• [Given request]
Copy out every line exactly as given.

'''

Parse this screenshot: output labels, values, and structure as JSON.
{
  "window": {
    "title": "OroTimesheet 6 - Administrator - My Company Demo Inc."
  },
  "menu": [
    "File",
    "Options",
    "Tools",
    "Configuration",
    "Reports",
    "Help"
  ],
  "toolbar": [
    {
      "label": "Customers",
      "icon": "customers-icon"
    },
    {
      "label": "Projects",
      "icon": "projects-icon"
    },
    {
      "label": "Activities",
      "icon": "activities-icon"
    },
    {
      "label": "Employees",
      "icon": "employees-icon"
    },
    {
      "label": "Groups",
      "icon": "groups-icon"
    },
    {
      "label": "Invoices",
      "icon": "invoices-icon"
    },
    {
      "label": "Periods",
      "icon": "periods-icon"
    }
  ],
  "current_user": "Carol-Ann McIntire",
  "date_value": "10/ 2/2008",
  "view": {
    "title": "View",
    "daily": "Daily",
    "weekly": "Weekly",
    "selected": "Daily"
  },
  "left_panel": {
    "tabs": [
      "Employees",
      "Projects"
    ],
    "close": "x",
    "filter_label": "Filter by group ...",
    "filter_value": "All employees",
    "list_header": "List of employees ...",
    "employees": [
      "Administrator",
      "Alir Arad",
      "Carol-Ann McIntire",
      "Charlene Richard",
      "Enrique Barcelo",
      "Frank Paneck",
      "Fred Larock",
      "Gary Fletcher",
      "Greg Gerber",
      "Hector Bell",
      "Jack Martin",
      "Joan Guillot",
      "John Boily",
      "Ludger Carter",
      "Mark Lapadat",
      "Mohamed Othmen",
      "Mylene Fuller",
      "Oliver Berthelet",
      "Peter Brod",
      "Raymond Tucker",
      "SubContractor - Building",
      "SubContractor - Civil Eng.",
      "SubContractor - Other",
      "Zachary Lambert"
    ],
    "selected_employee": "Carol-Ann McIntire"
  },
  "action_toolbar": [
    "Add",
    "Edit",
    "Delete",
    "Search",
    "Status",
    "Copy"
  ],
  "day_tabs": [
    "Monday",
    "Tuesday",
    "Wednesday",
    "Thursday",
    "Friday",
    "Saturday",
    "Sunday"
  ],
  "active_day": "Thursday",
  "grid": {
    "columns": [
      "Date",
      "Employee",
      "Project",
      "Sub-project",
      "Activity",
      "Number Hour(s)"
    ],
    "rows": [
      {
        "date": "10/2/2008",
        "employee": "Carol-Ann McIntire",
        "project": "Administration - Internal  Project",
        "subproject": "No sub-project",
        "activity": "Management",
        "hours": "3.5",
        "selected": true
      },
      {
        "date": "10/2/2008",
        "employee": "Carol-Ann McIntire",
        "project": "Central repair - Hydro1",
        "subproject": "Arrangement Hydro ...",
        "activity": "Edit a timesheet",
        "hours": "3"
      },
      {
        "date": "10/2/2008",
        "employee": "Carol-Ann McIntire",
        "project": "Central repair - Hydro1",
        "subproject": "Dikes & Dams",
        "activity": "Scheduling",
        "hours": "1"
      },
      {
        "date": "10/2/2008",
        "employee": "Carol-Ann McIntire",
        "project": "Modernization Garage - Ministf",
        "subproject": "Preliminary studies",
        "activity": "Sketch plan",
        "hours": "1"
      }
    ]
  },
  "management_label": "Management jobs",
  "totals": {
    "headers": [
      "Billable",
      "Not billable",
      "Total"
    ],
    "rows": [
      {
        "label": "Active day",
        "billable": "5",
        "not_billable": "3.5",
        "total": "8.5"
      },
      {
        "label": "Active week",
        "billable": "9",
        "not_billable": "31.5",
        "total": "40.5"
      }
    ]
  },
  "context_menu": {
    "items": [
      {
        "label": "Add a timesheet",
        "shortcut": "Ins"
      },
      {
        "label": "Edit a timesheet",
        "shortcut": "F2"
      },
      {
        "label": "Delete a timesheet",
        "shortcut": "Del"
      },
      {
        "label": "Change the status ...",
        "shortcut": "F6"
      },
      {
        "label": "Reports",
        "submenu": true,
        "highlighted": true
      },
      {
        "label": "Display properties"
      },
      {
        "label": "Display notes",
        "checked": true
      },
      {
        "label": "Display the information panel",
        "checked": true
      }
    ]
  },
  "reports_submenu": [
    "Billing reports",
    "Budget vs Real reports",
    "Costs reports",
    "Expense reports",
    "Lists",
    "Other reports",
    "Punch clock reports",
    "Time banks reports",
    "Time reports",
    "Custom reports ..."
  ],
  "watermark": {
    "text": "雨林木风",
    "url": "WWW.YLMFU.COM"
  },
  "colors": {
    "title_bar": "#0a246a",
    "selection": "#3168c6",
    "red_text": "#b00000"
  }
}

'''

• [Solution below]
Parse this screenshot: output labels, values, and structure as JSON.
{
  "window": {
    "title": "OroTimesheet 6 - Administrator - My Company Demo Inc."
  },
  "menu": [
    "File",
    "Options",
    "Tools",
    "Configuration",
    "Reports",
    "Help"
  ],
  "toolbar": [
    {
      "label": "Customers",
      "icon": "customers-icon"
    },
    {
      "label": "Projects",
      "icon": "projects-icon"
    },
    {
      "label": "Activities",
      "icon": "activities-icon"
    },
    {
      "label": "Employees",
      "icon": "employees-icon"
    },
    {
      "label": "Groups",
      "icon": "groups-icon"
    },
    {
      "label": "Invoices",
      "icon": "invoices-icon"
    },
    {
      "label": "Periods",
      "icon": "periods-icon"
    }
  ],
  "current_user": "Carol-Ann McIntire",
  "date_value": "10/ 2/2008",
  "view": {
    "title": "View",
    "daily": "Daily",
    "weekly": "Weekly",
    "selected": "Daily"
  },
  "left_panel": {
    "tabs": [
      "Employees",
      "Projects"
    ],
    "close": "x",
    "filter_label": "Filter by group ...",
    "filter_value": "All employees",
    "list_header": "List of employees ...",
    "employees": [
      "Administrator",
      "Alir Arad",
      "Carol-Ann McIntire",
      "Charlene Richard",
      "Enrique Barcelo",
      "Frank Paneck",
      "Fred Larock",
      "Gary Fletcher",
      "Greg Gerber",
      "Hector Bell",
      "Jack Martin",
      "Joan Guillot",
      "John Boily",
      "Ludger Carter",
      "Mark Lapadat",
      "Mohamed Othmen",
      "Mylene Fuller",
      "Oliver Berthelet",
      "Peter Brod",
      "Raymond Tucker",
      "SubContractor - Building",
      "SubContractor - Civil Eng.",
      "SubContractor - Other",
      "Zachary Lambert"
    ],
    "selected_employee": "Carol-Ann McIntire"
  },
  "action_toolbar": [
    "Add",
    "Edit",
    "Delete",
    "Search",
    "Status",
    "Copy"
  ],
  "day_tabs": [
    "Monday",
    "Tuesday",
    "Wednesday",
    "Thursday",
    "Friday",
    "Saturday",
    "Sunday"
  ],
  "active_day": "Thursday",
  "grid": {
    "columns": [
      "Date",
      "Employee",
      "Project",
      "Sub-project",
      "Activity",
      "Number Hour(s)"
    ],
    "rows": [
      {
        "date": "10/2/2008",
        "employee": "Carol-Ann McIntire",
        "project": "Administration - Internal  Project",
        "subproject": "No sub-project",
        "activity": "Management",
        "hours": "3.5",
        "selected": true
      },
      {
        "date": "10/2/2008",
        "employee": "Carol-Ann McIntire",
        "project": "Central repair - Hydro1",
        "subproject": "Arrangement Hydro ...",
        "activity": "Edit a timesheet",
        "hours": "3"
      },
      {
        "date": "10/2/2008",
        "employee": "Carol-Ann McIntire",
        "project": "Central repair - Hydro1",
        "subproject": "Dikes & Dams",
        "activity": "Scheduling",
        "hours": "1"
      },
      {
        "date": "10/2/2008",
        "employee": "Carol-Ann McIntire",
        "project": "Modernization Garage - Ministf",
        "subproject": "Preliminary studies",
        "activity": "Sketch plan",
        "hours": "1"
      }
    ]
  },
  "management_label": "Management jobs",
  "totals": {
    "headers": [
      "Billable",
      "Not billable",
      "Total"
    ],
    "rows": [
      {
        "label": "Active day",
        "billable": "5",
        "not_billable": "3.5",
        "total": "8.5"
      },
      {
        "label": "Active week",
        "billable": "9",
        "not_billable": "31.5",
        "total": "40.5"
      }
    ]
  },
  "context_menu": {
    "items": [
      {
        "label": "Add a timesheet",
        "shortcut": "Ins"
      },
      {
        "label": "Edit a timesheet",
        "shortcut": "F2"
      },
      {
        "label": "Delete a timesheet",
        "shortcut": "Del"
      },
      {
        "label": "Change the status ...",
        "shortcut": "F6"
      },
      {
        "label": "Reports",
        "submenu": true,
        "highlighted": true
      },
      {
        "label": "Display properties"
      },
      {
        "label": "Display notes",
        "checked": true
      },
      {
        "label": "Display the information panel",
        "checked": true
      }
    ]
  },
  "reports_submenu": [
    "Billing reports",
    "Budget vs Real reports",
    "Costs reports",
    "Expense reports",
    "Lists",
    "Other reports",
    "Punch clock reports",
    "Time banks reports",
    "Time reports",
    "Custom reports ..."
  ],
  "watermark": {
    "text": "雨林木风",
    "url": "WWW.YLMFU.COM"
  },
  "colors": {
    "title_bar": "#0a246a",
    "selection": "#3168c6",
    "red_text": "#b00000"
  }
}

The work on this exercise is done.